### Text segment
────────────────

One suggested detector for this purpose consists of two identical spacecraft carrying
drag-free test masses in a low Earth orbit at an altitude of the order of 300 km, following each
other with a distance of about 10 to 100 km. Changes in the Earth’s gravity field will induce
distance fluctuations between two test masses on separate spacecraft. These variations are to
be monitored by a laser interferometer with nanometer precision in the frequency range
between 1 mHz and 100 mHz. The relative velocity between the spacecraft induces a Doppler
shift in the interferometer beatnote. This effect together with the large variations in the
inter-spacecraft separation make heterodyne interferometry ideally suitable as the
pathlength readout scheme. The round-trip Doppler shift introduces variations in the
interferometer beatnote up to a few 100 kHz. A suitable heterodyne frequency is therefore
between several hundred kHz and a few MHz, with the lower limit given by the
maximal Doppler shift and the required control bandwidth of the offset phase lock. The
upper limit is given by technical considerations concerning the photodiodes and the
phasemeter.

────────────────

### Given problem a
Answer these questions about the passage on the spacecraft gravity detector.
(i) At roughly what altitude would the two spacecraft orbit?
(ii) In what frequency range would the laser interferometer monitor distance fluctuations?
(iii) What sets the upper limit of a suitable heterodyne frequency?
The entries have no connection to the text above.

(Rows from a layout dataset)
────────────────

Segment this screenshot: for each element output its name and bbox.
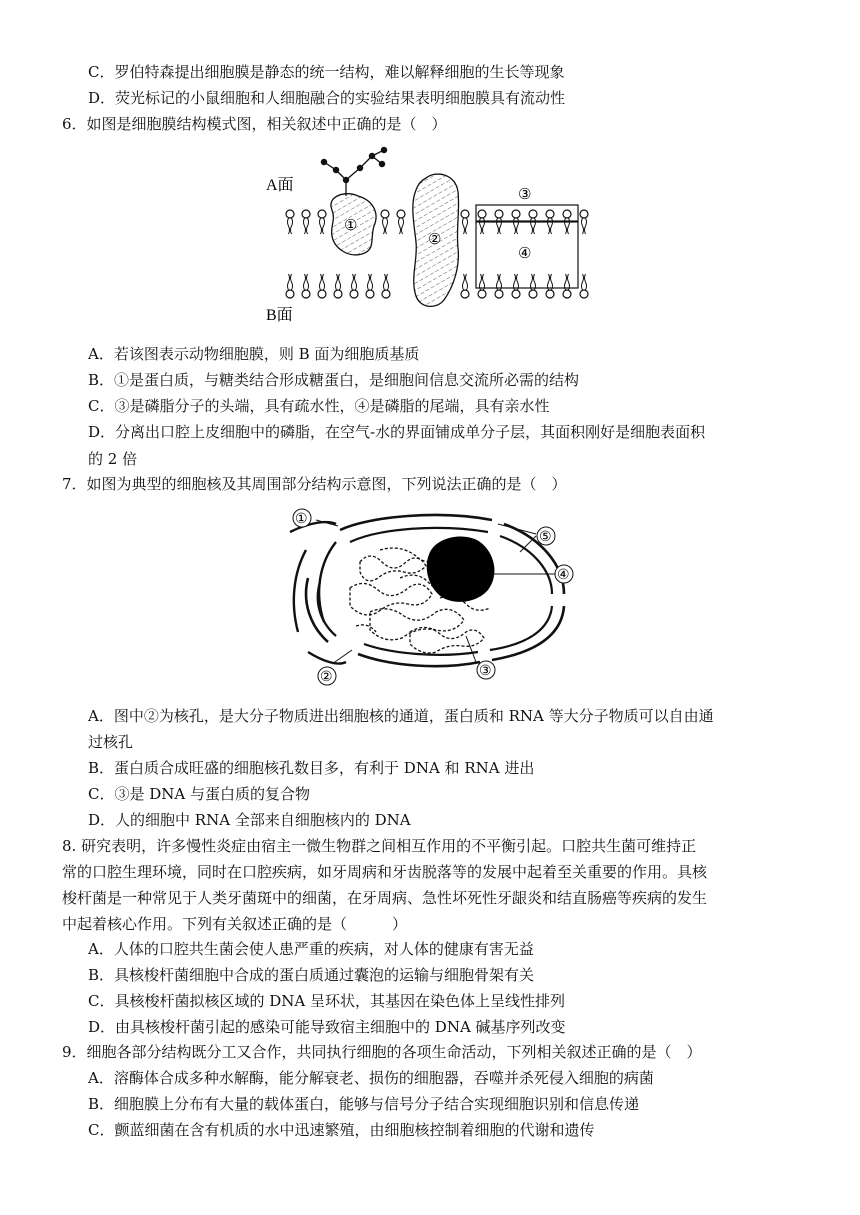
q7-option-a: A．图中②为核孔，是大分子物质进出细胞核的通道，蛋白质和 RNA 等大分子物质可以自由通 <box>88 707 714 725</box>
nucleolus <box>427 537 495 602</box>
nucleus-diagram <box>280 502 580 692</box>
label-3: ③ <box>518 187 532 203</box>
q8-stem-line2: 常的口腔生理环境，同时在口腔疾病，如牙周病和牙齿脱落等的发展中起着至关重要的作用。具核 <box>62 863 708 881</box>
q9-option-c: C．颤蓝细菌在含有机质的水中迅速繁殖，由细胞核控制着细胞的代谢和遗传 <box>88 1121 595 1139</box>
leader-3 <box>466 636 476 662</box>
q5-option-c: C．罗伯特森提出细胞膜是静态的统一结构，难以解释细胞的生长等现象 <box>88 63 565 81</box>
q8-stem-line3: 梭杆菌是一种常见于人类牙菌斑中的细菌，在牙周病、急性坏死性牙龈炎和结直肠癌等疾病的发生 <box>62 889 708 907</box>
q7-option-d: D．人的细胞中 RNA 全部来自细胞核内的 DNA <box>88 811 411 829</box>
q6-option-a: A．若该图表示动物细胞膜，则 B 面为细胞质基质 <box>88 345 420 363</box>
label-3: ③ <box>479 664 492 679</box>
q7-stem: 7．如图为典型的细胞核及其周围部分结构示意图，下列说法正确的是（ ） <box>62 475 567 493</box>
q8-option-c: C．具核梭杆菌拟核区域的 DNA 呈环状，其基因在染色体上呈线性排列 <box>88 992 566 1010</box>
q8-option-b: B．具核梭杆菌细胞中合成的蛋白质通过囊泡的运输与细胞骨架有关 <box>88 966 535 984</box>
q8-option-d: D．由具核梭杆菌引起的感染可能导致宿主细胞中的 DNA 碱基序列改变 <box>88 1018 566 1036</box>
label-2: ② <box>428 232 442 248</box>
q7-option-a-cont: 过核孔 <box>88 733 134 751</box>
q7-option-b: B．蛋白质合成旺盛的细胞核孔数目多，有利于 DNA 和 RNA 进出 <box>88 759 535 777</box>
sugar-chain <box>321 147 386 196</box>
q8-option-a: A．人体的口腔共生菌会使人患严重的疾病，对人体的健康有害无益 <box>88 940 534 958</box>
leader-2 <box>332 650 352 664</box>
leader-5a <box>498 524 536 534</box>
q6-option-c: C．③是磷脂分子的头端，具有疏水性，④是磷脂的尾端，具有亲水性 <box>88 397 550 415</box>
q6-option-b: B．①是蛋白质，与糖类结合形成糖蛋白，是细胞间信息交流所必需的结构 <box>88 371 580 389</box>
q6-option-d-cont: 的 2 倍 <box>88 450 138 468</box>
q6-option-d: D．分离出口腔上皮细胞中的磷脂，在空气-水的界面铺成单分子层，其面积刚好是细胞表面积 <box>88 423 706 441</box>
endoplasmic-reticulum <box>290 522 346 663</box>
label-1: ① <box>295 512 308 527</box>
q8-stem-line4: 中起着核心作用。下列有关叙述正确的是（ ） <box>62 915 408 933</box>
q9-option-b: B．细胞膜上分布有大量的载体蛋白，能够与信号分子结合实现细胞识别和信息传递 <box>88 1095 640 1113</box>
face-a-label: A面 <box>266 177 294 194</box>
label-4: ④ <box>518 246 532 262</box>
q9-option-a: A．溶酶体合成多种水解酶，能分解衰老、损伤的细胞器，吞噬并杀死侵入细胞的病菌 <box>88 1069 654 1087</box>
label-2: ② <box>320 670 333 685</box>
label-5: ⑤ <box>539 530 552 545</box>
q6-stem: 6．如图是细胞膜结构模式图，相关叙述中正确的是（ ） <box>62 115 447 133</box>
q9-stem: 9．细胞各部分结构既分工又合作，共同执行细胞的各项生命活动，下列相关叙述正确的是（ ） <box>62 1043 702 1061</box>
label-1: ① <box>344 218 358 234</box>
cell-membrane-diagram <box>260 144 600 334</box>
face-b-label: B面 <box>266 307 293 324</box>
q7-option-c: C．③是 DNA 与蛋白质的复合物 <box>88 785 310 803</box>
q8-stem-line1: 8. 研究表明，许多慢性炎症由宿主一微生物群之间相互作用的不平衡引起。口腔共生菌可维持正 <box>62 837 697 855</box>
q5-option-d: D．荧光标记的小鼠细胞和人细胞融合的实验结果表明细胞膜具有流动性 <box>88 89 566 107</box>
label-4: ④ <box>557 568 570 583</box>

────────────────

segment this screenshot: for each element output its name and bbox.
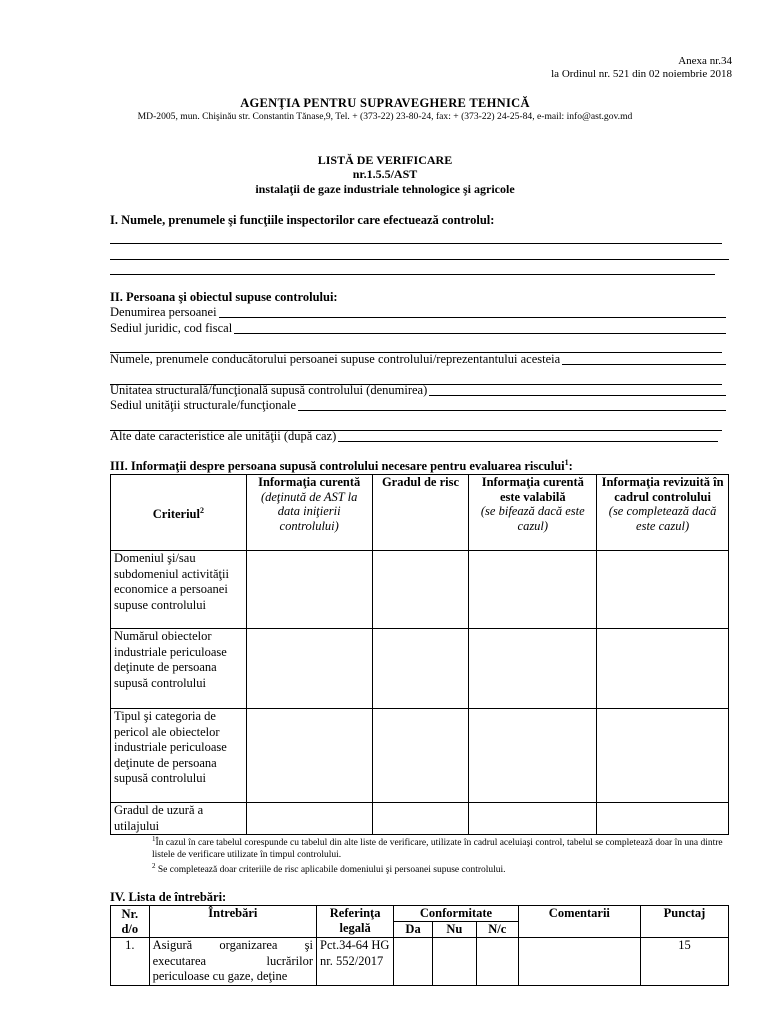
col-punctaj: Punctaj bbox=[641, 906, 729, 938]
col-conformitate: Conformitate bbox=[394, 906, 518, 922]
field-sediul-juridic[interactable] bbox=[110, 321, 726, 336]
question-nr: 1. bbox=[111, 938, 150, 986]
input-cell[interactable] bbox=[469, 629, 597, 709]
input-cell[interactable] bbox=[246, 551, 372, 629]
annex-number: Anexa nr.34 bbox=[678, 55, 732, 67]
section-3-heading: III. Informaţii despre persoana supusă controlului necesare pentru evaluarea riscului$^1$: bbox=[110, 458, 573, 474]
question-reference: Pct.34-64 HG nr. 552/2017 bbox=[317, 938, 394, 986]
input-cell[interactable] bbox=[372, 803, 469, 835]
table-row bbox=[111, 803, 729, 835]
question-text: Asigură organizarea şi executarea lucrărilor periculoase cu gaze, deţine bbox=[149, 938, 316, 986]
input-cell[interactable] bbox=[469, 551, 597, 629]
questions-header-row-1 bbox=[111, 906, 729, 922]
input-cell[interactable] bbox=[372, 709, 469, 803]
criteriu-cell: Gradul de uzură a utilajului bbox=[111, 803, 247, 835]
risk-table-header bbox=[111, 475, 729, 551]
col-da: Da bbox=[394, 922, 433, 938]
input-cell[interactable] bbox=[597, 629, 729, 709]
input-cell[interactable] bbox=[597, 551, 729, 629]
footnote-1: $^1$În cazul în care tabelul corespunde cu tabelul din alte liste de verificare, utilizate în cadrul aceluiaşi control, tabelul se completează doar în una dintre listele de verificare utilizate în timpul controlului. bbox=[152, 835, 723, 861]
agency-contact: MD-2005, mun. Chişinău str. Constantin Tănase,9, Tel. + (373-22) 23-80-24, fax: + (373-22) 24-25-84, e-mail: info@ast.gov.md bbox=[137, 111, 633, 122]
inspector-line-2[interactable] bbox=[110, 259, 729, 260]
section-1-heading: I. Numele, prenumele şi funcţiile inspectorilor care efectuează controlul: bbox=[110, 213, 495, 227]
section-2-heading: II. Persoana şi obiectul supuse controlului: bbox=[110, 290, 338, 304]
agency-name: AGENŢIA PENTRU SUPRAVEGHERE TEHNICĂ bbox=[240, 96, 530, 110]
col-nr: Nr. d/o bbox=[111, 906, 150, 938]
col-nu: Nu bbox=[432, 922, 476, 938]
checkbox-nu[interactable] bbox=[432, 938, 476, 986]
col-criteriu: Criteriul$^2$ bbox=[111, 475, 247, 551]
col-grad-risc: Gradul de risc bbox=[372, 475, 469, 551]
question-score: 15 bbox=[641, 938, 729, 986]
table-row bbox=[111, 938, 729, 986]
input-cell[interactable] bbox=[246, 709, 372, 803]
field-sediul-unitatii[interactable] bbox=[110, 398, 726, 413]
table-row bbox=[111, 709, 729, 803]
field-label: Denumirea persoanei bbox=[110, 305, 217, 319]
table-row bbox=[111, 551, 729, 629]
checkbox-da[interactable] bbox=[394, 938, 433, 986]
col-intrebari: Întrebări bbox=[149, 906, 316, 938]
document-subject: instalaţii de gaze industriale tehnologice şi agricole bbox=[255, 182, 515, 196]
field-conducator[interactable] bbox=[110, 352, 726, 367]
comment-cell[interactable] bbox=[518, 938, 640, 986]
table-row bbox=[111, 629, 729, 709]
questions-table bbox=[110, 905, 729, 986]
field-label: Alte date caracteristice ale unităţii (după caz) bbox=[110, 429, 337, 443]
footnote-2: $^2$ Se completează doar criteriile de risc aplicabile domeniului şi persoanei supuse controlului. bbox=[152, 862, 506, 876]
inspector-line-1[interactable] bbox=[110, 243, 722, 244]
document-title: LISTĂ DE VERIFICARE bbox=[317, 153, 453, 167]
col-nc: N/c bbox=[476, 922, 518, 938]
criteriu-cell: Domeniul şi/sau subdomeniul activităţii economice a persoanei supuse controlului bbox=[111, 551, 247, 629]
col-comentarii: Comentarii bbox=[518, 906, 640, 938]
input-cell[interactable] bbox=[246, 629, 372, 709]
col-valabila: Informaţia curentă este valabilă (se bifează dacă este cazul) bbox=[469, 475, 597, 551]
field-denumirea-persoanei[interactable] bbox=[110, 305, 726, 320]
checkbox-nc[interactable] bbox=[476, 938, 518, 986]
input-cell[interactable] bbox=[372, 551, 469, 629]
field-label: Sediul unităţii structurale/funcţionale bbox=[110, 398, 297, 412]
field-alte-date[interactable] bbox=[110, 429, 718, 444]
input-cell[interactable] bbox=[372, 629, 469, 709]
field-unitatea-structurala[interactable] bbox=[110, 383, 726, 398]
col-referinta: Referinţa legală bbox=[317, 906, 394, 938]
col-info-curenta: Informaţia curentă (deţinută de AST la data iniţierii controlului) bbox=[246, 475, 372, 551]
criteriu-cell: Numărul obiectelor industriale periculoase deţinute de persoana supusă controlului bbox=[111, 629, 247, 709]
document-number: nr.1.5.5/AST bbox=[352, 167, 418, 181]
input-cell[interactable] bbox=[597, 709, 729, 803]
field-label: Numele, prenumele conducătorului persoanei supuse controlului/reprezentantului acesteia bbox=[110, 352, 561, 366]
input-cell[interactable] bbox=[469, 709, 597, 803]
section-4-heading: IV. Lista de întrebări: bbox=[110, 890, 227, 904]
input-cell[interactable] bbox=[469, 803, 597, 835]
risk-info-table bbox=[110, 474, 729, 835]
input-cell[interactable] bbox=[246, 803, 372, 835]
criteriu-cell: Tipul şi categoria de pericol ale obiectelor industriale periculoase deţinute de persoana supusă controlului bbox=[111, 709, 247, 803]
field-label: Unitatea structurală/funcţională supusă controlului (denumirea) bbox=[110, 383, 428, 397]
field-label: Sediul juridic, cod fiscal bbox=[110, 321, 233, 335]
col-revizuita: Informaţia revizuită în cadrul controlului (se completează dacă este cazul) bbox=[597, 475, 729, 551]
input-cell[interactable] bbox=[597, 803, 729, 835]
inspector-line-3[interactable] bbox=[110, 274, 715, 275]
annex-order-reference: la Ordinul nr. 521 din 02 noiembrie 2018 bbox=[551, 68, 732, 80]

────────────────

### Given problem b
Retype the lines of the entries above, from the line with "col-punctaj: Punctaj bbox=[641, 906, 729, 938]" up to and including the line with "col-grad-risc: Gradul de".

### Correct result a
(i) An altitude of the order of 300 km.
(ii) Between 1 mHz and 100 mHz.
(iii) Technical considerations concerning the photodiodes and the phasemeter.

### Correct result b
col-punctaj: Punctaj bbox=[641, 906, 729, 938]
col-conformitate: Conformitate bbox=[394, 906, 518, 922]
field-sediul-juridic[interactable] bbox=[110, 321, 726, 336]
question-nr: 1. bbox=[111, 938, 150, 986]
input-cell[interactable] bbox=[469, 629, 597, 709]
input-cell[interactable] bbox=[246, 551, 372, 629]
annex-number: Anexa nr.34 bbox=[678, 55, 732, 67]
section-3-heading: III. Informaţii despre persoana supusă controlului necesare pentru evaluarea riscului$^1$: bbox=[110, 458, 573, 474]
question-reference: Pct.34-64 HG nr. 552/2017 bbox=[317, 938, 394, 986]
input-cell[interactable] bbox=[372, 803, 469, 835]
table-row bbox=[111, 803, 729, 835]
question-text: Asigură organizarea şi executarea lucrărilor periculoase cu gaze, deţine bbox=[149, 938, 316, 986]
input-cell[interactable] bbox=[469, 551, 597, 629]
questions-header-row-1 bbox=[111, 906, 729, 922]
input-cell[interactable] bbox=[372, 709, 469, 803]
criteriu-cell: Gradul de uzură a utilajului bbox=[111, 803, 247, 835]
risk-table-header bbox=[111, 475, 729, 551]
col-da: Da bbox=[394, 922, 433, 938]
input-cell[interactable] bbox=[597, 629, 729, 709]
input-cell[interactable] bbox=[597, 551, 729, 629]
footnote-1: $^1$În cazul în care tabelul corespunde cu tabelul din alte liste de verificare, utilizate în cadrul aceluiaşi control, tabelul se completează doar în una dintre listele de verificare utilizate în timpul controlului. bbox=[152, 835, 723, 861]
agency-contact: MD-2005, mun. Chişinău str. Constantin Tănase,9, Tel. + (373-22) 23-80-24, fax: + (373-22) 24-25-84, e-mail: info@ast.gov.md bbox=[137, 111, 633, 122]
inspector-line-2[interactable] bbox=[110, 259, 729, 260]
section-1-heading: I. Numele, prenumele şi funcţiile inspectorilor care efectuează controlul: bbox=[110, 213, 495, 227]
section-2-heading: II. Persoana şi obiectul supuse controlului: bbox=[110, 290, 338, 304]
agency-name: AGENŢIA PENTRU SUPRAVEGHERE TEHNICĂ bbox=[240, 96, 530, 110]
col-nr: Nr. d/o bbox=[111, 906, 150, 938]
col-nu: Nu bbox=[432, 922, 476, 938]
checkbox-nu[interactable] bbox=[432, 938, 476, 986]
col-criteriu: Criteriul$^2$ bbox=[111, 475, 247, 551]
col-grad-risc: Gradul de risc bbox=[372, 475, 469, 551]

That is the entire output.